▶ DATASET ENTRIES:
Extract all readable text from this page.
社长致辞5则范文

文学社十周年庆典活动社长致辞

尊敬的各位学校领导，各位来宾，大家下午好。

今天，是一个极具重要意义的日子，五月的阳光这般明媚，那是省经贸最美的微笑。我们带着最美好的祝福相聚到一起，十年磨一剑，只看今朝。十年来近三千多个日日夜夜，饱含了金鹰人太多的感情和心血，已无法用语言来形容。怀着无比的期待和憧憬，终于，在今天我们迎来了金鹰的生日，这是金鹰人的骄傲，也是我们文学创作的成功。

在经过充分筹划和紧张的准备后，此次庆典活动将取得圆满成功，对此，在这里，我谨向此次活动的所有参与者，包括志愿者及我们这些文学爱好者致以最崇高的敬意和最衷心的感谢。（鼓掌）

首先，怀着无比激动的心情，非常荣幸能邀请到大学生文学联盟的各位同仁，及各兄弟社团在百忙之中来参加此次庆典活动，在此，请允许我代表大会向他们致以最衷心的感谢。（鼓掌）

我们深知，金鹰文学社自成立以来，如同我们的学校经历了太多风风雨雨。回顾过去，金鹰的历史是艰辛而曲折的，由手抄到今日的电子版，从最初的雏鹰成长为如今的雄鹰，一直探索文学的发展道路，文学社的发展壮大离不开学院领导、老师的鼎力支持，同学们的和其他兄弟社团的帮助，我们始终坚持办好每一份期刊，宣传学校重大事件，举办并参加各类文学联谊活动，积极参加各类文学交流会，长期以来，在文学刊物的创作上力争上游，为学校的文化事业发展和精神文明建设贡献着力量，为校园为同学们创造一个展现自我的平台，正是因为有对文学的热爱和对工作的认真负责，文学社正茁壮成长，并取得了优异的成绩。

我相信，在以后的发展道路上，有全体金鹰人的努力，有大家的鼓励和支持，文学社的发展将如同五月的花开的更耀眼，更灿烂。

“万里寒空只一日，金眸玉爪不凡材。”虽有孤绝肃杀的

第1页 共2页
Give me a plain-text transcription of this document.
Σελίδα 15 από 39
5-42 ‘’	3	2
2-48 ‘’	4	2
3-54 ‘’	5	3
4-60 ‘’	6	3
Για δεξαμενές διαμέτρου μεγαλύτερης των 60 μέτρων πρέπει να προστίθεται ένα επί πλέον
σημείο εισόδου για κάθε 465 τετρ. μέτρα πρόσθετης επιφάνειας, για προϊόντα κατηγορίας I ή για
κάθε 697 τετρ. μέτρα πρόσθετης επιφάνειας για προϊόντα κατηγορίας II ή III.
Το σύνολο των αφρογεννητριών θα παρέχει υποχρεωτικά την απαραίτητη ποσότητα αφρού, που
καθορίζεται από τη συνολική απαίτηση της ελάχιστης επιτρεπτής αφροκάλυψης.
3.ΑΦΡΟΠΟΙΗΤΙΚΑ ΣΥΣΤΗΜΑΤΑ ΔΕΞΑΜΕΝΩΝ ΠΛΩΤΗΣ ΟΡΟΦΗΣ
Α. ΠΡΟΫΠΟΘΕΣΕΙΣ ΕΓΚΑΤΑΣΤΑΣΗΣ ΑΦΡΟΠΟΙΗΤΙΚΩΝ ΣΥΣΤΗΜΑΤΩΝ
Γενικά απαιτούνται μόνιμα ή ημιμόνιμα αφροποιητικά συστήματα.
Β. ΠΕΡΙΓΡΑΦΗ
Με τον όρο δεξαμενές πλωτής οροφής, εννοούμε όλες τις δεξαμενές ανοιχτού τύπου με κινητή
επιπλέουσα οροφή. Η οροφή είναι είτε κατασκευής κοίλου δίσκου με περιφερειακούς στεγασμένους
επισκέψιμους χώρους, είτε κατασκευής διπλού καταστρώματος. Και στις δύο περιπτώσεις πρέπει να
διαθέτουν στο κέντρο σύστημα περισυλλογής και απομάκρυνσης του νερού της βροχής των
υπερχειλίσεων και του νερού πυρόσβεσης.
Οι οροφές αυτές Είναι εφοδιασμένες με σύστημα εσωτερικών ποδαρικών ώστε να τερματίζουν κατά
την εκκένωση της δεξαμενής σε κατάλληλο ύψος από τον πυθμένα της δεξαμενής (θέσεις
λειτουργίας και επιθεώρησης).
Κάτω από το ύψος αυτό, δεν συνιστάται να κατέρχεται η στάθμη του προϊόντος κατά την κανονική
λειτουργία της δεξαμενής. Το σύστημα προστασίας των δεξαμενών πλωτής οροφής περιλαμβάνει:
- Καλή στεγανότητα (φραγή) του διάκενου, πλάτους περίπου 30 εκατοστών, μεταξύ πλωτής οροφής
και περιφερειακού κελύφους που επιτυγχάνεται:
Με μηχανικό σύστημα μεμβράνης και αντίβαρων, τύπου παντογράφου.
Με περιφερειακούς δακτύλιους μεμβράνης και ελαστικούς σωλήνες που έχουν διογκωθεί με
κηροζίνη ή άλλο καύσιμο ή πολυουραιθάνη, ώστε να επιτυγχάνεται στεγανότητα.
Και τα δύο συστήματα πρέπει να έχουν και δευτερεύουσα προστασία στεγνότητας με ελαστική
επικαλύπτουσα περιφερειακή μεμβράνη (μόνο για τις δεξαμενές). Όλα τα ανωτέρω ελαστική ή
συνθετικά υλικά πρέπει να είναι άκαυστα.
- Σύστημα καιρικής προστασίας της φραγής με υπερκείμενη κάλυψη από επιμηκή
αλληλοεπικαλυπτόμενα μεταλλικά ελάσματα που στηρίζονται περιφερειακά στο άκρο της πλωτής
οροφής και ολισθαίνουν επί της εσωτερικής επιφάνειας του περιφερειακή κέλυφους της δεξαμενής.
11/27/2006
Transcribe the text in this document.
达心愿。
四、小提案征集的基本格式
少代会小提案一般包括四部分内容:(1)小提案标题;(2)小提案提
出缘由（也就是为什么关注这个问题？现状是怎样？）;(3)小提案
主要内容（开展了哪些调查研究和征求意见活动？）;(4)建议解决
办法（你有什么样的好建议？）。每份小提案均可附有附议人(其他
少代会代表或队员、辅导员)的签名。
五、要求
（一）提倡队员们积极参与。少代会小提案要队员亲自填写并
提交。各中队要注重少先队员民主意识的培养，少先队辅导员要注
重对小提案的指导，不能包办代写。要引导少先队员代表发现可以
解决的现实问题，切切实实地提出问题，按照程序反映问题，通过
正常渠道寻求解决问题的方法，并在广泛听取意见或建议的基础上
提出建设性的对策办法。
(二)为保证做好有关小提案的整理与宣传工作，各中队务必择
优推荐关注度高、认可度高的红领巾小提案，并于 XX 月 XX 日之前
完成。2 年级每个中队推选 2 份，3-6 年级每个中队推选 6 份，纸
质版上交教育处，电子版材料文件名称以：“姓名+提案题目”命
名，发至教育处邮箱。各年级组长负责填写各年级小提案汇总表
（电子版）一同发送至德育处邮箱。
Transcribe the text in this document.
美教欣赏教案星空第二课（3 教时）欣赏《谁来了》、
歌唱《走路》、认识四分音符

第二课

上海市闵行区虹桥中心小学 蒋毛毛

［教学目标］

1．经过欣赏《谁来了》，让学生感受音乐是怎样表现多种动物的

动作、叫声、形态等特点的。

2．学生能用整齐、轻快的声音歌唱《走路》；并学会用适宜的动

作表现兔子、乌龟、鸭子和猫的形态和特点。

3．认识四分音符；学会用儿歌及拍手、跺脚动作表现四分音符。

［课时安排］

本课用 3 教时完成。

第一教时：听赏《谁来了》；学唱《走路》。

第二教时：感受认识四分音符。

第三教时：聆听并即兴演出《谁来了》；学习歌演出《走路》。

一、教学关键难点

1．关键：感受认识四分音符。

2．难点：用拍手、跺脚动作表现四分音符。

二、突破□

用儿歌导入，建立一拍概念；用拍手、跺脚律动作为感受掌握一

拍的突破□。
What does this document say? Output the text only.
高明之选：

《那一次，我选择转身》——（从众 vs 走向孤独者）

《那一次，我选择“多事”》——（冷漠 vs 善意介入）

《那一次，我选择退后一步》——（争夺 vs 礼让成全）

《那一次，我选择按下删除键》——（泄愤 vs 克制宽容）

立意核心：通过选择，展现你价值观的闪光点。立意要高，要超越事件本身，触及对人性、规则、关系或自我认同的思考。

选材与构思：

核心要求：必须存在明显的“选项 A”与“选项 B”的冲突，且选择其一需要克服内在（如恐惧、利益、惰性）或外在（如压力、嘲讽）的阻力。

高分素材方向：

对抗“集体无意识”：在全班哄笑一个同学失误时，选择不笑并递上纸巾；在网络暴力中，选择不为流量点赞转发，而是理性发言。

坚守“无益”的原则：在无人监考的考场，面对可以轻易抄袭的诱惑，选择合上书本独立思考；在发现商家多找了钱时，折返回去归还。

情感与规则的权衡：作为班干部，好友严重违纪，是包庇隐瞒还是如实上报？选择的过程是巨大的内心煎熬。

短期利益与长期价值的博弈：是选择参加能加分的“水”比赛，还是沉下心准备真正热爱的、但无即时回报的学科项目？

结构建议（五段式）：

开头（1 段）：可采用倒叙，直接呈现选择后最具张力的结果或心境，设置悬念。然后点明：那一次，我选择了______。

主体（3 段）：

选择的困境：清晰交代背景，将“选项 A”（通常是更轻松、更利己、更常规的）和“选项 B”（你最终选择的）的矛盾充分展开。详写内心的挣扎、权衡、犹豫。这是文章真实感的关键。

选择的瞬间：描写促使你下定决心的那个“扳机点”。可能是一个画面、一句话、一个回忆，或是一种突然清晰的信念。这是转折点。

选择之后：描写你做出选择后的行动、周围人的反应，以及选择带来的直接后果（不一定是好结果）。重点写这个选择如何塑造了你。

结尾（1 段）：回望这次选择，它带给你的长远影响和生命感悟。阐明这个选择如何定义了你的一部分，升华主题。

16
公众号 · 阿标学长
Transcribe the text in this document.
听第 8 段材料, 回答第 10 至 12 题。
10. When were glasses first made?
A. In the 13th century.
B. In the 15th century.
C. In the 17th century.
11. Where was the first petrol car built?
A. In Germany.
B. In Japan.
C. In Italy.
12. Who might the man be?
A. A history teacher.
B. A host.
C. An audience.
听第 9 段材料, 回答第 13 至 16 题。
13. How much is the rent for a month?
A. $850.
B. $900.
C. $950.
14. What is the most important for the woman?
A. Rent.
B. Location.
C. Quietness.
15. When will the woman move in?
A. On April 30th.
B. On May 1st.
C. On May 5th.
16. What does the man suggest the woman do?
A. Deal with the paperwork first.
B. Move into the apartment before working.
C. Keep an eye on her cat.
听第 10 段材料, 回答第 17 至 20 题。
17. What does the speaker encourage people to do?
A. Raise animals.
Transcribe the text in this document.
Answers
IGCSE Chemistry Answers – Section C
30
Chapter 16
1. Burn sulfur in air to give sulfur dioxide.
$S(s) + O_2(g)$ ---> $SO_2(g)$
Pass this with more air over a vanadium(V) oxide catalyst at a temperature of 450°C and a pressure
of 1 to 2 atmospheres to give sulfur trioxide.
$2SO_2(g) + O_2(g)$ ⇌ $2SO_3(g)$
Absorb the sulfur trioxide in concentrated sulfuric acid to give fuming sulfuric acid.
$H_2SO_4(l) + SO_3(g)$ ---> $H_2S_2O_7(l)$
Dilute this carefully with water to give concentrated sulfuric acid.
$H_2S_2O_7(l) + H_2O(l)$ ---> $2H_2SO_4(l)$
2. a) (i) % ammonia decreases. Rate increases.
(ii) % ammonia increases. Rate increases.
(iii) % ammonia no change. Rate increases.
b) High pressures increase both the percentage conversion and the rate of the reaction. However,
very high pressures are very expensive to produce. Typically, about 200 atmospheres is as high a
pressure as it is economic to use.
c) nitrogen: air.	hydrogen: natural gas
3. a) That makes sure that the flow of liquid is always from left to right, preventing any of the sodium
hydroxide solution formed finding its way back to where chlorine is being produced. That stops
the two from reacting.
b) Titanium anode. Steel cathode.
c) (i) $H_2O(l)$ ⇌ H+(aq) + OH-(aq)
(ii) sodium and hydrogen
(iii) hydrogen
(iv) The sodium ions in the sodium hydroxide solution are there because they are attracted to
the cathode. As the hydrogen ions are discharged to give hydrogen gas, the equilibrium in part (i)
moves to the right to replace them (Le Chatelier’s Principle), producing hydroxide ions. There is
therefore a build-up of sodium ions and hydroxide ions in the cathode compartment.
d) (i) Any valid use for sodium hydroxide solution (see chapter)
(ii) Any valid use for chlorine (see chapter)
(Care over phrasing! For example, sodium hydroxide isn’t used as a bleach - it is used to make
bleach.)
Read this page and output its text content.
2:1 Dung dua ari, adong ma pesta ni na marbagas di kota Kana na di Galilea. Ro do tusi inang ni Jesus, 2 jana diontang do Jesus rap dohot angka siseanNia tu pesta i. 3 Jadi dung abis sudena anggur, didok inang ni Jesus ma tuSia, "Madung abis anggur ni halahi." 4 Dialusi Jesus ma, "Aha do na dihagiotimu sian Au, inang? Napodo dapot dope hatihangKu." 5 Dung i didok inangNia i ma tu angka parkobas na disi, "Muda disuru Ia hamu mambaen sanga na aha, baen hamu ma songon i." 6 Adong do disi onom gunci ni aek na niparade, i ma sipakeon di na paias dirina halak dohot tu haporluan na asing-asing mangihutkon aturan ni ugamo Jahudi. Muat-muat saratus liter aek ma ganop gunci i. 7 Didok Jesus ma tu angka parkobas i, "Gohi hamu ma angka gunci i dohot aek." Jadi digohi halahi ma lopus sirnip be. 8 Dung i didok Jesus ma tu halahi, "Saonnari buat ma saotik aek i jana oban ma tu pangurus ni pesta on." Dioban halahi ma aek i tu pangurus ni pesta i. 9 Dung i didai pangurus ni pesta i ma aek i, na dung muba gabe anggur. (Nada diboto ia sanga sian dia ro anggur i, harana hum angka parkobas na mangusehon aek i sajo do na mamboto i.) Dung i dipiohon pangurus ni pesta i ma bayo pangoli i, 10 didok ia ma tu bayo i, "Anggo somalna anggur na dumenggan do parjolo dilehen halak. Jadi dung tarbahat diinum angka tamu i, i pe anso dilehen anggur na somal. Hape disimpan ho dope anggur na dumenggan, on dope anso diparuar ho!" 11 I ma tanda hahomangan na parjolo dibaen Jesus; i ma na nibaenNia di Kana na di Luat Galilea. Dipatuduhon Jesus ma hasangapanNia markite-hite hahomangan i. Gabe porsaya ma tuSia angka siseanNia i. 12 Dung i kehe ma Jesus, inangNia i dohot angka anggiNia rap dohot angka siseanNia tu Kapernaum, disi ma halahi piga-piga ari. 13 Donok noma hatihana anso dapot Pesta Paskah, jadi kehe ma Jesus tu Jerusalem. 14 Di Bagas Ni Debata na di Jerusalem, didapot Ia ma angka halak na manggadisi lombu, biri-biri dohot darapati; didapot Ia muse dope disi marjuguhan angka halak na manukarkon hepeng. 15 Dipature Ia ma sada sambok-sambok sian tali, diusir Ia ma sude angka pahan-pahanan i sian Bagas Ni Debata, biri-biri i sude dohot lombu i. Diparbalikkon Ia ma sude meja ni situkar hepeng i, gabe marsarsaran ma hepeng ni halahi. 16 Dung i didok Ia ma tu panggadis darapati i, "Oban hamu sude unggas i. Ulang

▶ REQUIREMENT: Scan the lines for the string "νερού". Copy out each line that matches.

▶ RIGHT ANSWER:
διαθέτουν στο κέντρο σύστημα περισυλλογής και απομάκρυνσης του νερού της βροχής των
υπερχειλίσεων και του νερού πυρόσβεσης.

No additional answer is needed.